A run of records:
******

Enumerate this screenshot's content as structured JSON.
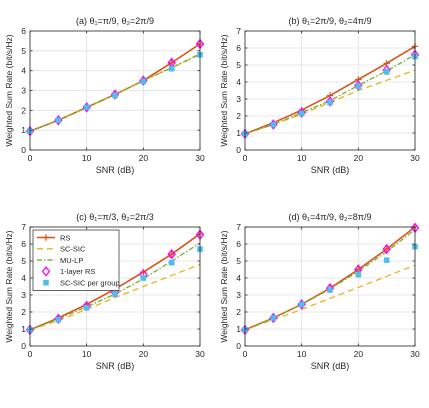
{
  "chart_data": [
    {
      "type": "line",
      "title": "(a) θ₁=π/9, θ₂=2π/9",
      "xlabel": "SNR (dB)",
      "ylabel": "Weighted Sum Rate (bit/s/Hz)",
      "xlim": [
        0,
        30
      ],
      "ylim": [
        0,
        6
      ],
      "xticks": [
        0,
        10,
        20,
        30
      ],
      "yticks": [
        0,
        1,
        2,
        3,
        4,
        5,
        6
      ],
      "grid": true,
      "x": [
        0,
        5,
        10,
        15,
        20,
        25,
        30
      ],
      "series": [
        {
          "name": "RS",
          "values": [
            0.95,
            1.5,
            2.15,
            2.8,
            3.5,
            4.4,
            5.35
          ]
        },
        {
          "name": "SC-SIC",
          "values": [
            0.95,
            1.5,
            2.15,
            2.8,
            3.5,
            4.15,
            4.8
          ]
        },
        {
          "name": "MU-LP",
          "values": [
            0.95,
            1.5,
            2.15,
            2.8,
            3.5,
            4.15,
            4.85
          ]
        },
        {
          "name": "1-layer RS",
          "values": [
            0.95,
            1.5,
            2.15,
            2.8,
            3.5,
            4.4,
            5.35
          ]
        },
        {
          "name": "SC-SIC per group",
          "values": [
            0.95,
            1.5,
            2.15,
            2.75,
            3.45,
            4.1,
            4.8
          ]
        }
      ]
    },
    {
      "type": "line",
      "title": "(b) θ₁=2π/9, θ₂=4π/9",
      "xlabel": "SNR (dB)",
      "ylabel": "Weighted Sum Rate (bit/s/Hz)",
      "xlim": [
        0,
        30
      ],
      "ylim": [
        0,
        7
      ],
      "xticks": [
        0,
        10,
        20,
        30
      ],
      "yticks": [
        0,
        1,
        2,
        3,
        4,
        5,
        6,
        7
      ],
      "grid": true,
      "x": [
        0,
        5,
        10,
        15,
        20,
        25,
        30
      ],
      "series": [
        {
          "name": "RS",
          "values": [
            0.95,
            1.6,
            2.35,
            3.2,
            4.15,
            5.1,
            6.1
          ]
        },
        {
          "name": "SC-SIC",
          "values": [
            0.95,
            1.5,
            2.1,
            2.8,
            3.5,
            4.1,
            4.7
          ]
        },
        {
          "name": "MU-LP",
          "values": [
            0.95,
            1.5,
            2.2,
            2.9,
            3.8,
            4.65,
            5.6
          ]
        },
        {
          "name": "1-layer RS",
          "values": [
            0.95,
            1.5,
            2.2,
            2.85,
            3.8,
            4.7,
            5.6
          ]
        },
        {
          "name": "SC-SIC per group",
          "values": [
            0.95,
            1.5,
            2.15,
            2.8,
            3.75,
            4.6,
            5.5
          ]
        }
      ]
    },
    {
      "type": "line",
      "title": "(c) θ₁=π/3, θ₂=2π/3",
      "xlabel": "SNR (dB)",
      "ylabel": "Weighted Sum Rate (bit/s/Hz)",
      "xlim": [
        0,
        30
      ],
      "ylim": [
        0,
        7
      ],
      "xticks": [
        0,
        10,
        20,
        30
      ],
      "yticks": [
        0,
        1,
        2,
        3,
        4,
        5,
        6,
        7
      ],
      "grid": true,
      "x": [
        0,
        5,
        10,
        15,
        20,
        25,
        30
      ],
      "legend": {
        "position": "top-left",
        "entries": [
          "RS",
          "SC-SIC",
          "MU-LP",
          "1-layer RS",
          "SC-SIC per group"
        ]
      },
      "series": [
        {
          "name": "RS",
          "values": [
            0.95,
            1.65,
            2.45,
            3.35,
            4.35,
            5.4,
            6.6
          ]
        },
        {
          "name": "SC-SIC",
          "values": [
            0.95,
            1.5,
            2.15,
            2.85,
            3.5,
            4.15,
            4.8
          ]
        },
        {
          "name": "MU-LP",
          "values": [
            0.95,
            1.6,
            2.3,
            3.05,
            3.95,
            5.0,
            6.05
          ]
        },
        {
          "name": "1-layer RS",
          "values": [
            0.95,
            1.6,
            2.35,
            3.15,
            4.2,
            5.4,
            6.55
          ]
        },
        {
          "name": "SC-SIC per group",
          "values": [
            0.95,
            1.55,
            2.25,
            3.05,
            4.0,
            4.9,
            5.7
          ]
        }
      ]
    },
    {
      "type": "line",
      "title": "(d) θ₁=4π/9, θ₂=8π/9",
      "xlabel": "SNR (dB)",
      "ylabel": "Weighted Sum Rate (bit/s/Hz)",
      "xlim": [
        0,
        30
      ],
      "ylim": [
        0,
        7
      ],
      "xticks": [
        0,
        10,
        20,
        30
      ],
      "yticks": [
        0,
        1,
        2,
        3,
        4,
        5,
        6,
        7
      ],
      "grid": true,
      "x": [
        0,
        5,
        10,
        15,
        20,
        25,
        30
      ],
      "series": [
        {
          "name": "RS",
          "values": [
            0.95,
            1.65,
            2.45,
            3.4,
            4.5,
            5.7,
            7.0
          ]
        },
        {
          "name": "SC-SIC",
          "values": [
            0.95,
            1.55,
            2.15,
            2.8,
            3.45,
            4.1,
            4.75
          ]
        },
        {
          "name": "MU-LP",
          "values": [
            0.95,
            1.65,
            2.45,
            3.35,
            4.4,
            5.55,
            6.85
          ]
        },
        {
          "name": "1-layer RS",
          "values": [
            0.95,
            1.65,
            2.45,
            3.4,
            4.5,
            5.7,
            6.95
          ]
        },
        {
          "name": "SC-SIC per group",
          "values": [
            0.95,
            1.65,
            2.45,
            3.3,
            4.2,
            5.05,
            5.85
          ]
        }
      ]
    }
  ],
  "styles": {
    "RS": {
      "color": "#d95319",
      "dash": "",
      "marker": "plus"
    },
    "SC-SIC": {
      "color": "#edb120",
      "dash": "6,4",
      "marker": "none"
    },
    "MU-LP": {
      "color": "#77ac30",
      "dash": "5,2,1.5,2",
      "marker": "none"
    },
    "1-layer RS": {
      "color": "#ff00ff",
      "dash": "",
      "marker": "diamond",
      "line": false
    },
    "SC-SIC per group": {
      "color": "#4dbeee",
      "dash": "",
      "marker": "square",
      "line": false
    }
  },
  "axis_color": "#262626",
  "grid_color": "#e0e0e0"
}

******

*TASK PROMPT*: Skip the images and write out the rest of the listing exactly.

*THE RESPONSE*:
Enumerate this screenshot's content as structured JSON.
{
  "chart_data": [
    {
      "type": "line",
      "title": "(a) θ₁=π/9, θ₂=2π/9",
      "xlabel": "SNR (dB)",
      "ylabel": "Weighted Sum Rate (bit/s/Hz)",
      "xlim": [
        0,
        30
      ],
      "ylim": [
        0,
        6
      ],
      "xticks": [
        0,
        10,
        20,
        30
      ],
      "yticks": [
        0,
        1,
        2,
        3,
        4,
        5,
        6
      ],
      "grid": true,
      "x": [
        0,
        5,
        10,
        15,
        20,
        25,
        30
      ],
      "series": [
        {
          "name": "RS",
          "values": [
            0.95,
            1.5,
            2.15,
            2.8,
            3.5,
            4.4,
            5.35
          ]
        },
        {
          "name": "SC-SIC",
          "values": [
            0.95,
            1.5,
            2.15,
            2.8,
            3.5,
            4.15,
            4.8
          ]
        },
        {
          "name": "MU-LP",
          "values": [
            0.95,
            1.5,
            2.15,
            2.8,
            3.5,
            4.15,
            4.85
          ]
        },
        {
          "name": "1-layer RS",
          "values": [
            0.95,
            1.5,
            2.15,
            2.8,
            3.5,
            4.4,
            5.35
          ]
        },
        {
          "name": "SC-SIC per group",
          "values": [
            0.95,
            1.5,
            2.15,
            2.75,
            3.45,
            4.1,
            4.8
          ]
        }
      ]
    },
    {
      "type": "line",
      "title": "(b) θ₁=2π/9, θ₂=4π/9",
      "xlabel": "SNR (dB)",
      "ylabel": "Weighted Sum Rate (bit/s/Hz)",
      "xlim": [
        0,
        30
      ],
      "ylim": [
        0,
        7
      ],
      "xticks": [
        0,
        10,
        20,
        30
      ],
      "yticks": [
        0,
        1,
        2,
        3,
        4,
        5,
        6,
        7
      ],
      "grid": true,
      "x": [
        0,
        5,
        10,
        15,
        20,
        25,
        30
      ],
      "series": [
        {
          "name": "RS",
          "values": [
            0.95,
            1.6,
            2.35,
            3.2,
            4.15,
            5.1,
            6.1
          ]
        },
        {
          "name": "SC-SIC",
          "values": [
            0.95,
            1.5,
            2.1,
            2.8,
            3.5,
            4.1,
            4.7
          ]
        },
        {
          "name": "MU-LP",
          "values": [
            0.95,
            1.5,
            2.2,
            2.9,
            3.8,
            4.65,
            5.6
          ]
        },
        {
          "name": "1-layer RS",
          "values": [
            0.95,
            1.5,
            2.2,
            2.85,
            3.8,
            4.7,
            5.6
          ]
        },
        {
          "name": "SC-SIC per group",
          "values": [
            0.95,
            1.5,
            2.15,
            2.8,
            3.75,
            4.6,
            5.5
          ]
        }
      ]
    },
    {
      "type": "line",
      "title": "(c) θ₁=π/3, θ₂=2π/3",
      "xlabel": "SNR (dB)",
      "ylabel": "Weighted Sum Rate (bit/s/Hz)",
      "xlim": [
        0,
        30
      ],
      "ylim": [
        0,
        7
      ],
      "xticks": [
        0,
        10,
        20,
        30
      ],
      "yticks": [
        0,
        1,
        2,
        3,
        4,
        5,
        6,
        7
      ],
      "grid": true,
      "x": [
        0,
        5,
        10,
        15,
        20,
        25,
        30
      ],
      "legend": {
        "position": "top-left",
        "entries": [
          "RS",
          "SC-SIC",
          "MU-LP",
          "1-layer RS",
          "SC-SIC per group"
        ]
      },
      "series": [
        {
          "name": "RS",
          "values": [
            0.95,
            1.65,
            2.45,
            3.35,
            4.35,
            5.4,
            6.6
          ]
        },
        {
          "name": "SC-SIC",
          "values": [
            0.95,
            1.5,
            2.15,
            2.85,
            3.5,
            4.15,
            4.8
          ]
        },
        {
          "name": "MU-LP",
          "values": [
            0.95,
            1.6,
            2.3,
            3.05,
            3.95,
            5.0,
            6.05
          ]
        },
        {
          "name": "1-layer RS",
          "values": [
            0.95,
            1.6,
            2.35,
            3.15,
            4.2,
            5.4,
            6.55
          ]
        },
        {
          "name": "SC-SIC per group",
          "values": [
            0.95,
            1.55,
            2.25,
            3.05,
            4.0,
            4.9,
            5.7
          ]
        }
      ]
    },
    {
      "type": "line",
      "title": "(d) θ₁=4π/9, θ₂=8π/9",
      "xlabel": "SNR (dB)",
      "ylabel": "Weighted Sum Rate (bit/s/Hz)",
      "xlim": [
        0,
        30
      ],
      "ylim": [
        0,
        7
      ],
      "xticks": [
        0,
        10,
        20,
        30
      ],
      "yticks": [
        0,
        1,
        2,
        3,
        4,
        5,
        6,
        7
      ],
      "grid": true,
      "x": [
        0,
        5,
        10,
        15,
        20,
        25,
        30
      ],
      "series": [
        {
          "name": "RS",
          "values": [
            0.95,
            1.65,
            2.45,
            3.4,
            4.5,
            5.7,
            7.0
          ]
        },
        {
          "name": "SC-SIC",
          "values": [
            0.95,
            1.55,
            2.15,
            2.8,
            3.45,
            4.1,
            4.75
          ]
        },
        {
          "name": "MU-LP",
          "values": [
            0.95,
            1.65,
            2.45,
            3.35,
            4.4,
            5.55,
            6.85
          ]
        },
        {
          "name": "1-layer RS",
          "values": [
            0.95,
            1.65,
            2.45,
            3.4,
            4.5,
            5.7,
            6.95
          ]
        },
        {
          "name": "SC-SIC per group",
          "values": [
            0.95,
            1.65,
            2.45,
            3.3,
            4.2,
            5.05,
            5.85
          ]
        }
      ]
    }
  ],
  "styles": {
    "RS": {
      "color": "#d95319",
      "dash": "",
      "marker": "plus"
    },
    "SC-SIC": {
      "color": "#edb120",
      "dash": "6,4",
      "marker": "none"
    },
    "MU-LP": {
      "color": "#77ac30",
      "dash": "5,2,1.5,2",
      "marker": "none"
    },
    "1-layer RS": {
      "color": "#ff00ff",
      "dash": "",
      "marker": "diamond",
      "line": false
    },
    "SC-SIC per group": {
      "color": "#4dbeee",
      "dash": "",
      "marker": "square",
      "line": false
    }
  },
  "axis_color": "#262626",
  "grid_color": "#e0e0e0"
}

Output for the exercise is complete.